Fix Snappy decoding of large 2-byte literal lengths and copy offsets

Motivation:

The Snappy decoder was failing on valid inputs containing literals
with 2-byte lengths > 0x8000 or copies with 2-byte offsets >= 0x8000.

The decoder was also enforcing an artificially low offset limit of
0x7FFF, something the Snappy format description advises against,
and which prevents decoding valid inputs generated by other encoders.

Modifications:

Interpret 2-byte literal lengths and 2-byte copy offsets as unsigned
shorts, in accordance with the format description and reference
implementation.

Allow any positive offset value. Throw an appropriate exception
for negative values (which can theoretically occur due to arithmetic
overflow on 4-byte offsets, but are unlikely to occur in the wild).

Result:

The Snappy decoder can handle valid inputs that previously caused
it to throw exceptions.
This commit is contained in:
David Nault 2018-02-19 00:37:15 -08:00 committed by Norman Maurer
parent ce241bd11e
commit f40ecc3f10
2 changed files with 43 additions and 7 deletions

View File

@ -403,7 +403,7 @@ public final class Snappy {
if (in.readableBytes() < 2) {
return NOT_ENOUGH_INPUT;
}
length = in.readShortLE();
length = in.readUnsignedShortLE();
break;
case 62:
if (in.readableBytes() < 3) {
@ -495,7 +495,7 @@ public final class Snappy {
int initialIndex = out.writerIndex();
int length = 1 + (tag >> 2 & 0x03f);
int offset = in.readShortLE();
int offset = in.readUnsignedShortLE();
validateOffset(offset, writtenSoFar);
@ -565,7 +565,7 @@ public final class Snappy {
/**
* Validates that the offset extracted from a compressed reference is within
* the permissible bounds of an offset (4 <= offset <= 32768), and does not
* the permissible bounds of an offset (0 < offset < Integer.MAX_VALUE), and does not
* exceed the length of the chunk currently read so far.

(Written problem):
Translate this sentence from the commit description above into French: "The Snappy decoder can handle valid inputs that previously caused it to throw exceptions."

(Data entries):
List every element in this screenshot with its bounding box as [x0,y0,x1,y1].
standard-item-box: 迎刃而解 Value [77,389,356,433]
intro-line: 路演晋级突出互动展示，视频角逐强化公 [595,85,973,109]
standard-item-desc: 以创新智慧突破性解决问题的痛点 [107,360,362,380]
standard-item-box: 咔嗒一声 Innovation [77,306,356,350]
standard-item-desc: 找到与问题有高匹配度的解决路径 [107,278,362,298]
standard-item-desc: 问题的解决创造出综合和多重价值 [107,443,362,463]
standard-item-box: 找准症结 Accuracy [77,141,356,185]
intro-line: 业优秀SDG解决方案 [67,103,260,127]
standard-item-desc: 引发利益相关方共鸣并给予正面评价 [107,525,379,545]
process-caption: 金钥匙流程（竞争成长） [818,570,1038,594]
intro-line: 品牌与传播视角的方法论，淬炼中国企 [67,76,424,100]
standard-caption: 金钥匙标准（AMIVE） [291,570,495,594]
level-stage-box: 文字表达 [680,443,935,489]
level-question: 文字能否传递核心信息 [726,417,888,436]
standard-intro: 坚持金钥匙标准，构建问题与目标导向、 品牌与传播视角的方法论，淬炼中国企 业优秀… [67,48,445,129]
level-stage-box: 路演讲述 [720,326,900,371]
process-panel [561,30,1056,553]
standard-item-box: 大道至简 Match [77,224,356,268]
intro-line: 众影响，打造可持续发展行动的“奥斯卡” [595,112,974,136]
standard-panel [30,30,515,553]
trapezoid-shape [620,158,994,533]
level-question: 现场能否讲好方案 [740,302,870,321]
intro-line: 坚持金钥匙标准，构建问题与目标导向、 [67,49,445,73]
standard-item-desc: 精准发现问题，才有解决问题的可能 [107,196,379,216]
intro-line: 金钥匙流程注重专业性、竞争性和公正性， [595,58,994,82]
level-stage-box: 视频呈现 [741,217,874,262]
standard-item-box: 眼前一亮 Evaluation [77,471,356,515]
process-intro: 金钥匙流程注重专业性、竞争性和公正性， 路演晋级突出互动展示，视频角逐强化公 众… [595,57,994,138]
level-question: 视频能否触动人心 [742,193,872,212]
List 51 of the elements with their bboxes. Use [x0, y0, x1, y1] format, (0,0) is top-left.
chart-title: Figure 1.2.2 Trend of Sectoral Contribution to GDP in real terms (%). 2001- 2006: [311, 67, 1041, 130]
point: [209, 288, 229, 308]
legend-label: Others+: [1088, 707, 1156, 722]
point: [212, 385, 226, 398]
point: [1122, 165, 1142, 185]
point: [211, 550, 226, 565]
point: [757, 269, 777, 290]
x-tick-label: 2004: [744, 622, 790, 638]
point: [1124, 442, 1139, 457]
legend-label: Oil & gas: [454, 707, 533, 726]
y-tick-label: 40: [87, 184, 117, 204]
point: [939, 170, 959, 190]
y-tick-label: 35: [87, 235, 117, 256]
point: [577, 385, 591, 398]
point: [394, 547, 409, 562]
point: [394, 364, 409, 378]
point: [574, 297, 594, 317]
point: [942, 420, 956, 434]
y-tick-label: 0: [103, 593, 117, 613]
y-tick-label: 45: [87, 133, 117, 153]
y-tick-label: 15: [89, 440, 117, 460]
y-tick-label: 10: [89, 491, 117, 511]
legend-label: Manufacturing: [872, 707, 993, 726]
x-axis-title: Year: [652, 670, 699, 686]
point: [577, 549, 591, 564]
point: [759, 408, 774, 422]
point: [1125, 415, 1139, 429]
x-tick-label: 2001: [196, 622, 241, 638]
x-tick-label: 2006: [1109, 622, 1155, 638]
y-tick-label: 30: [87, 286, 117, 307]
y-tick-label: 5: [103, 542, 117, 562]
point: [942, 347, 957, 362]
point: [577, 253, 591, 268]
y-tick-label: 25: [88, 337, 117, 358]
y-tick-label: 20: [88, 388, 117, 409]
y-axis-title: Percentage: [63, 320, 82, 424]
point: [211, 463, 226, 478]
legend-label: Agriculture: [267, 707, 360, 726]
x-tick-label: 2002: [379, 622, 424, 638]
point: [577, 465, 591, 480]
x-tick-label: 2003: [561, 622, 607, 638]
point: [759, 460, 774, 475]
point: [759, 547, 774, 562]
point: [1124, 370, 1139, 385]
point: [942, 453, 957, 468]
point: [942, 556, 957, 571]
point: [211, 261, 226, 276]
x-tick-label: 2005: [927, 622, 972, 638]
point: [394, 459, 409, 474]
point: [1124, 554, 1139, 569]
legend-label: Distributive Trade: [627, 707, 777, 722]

(Response):
Le décodeur Snappy peut traiter des entrées valides qui l'amenaient auparavant à lever des exceptions.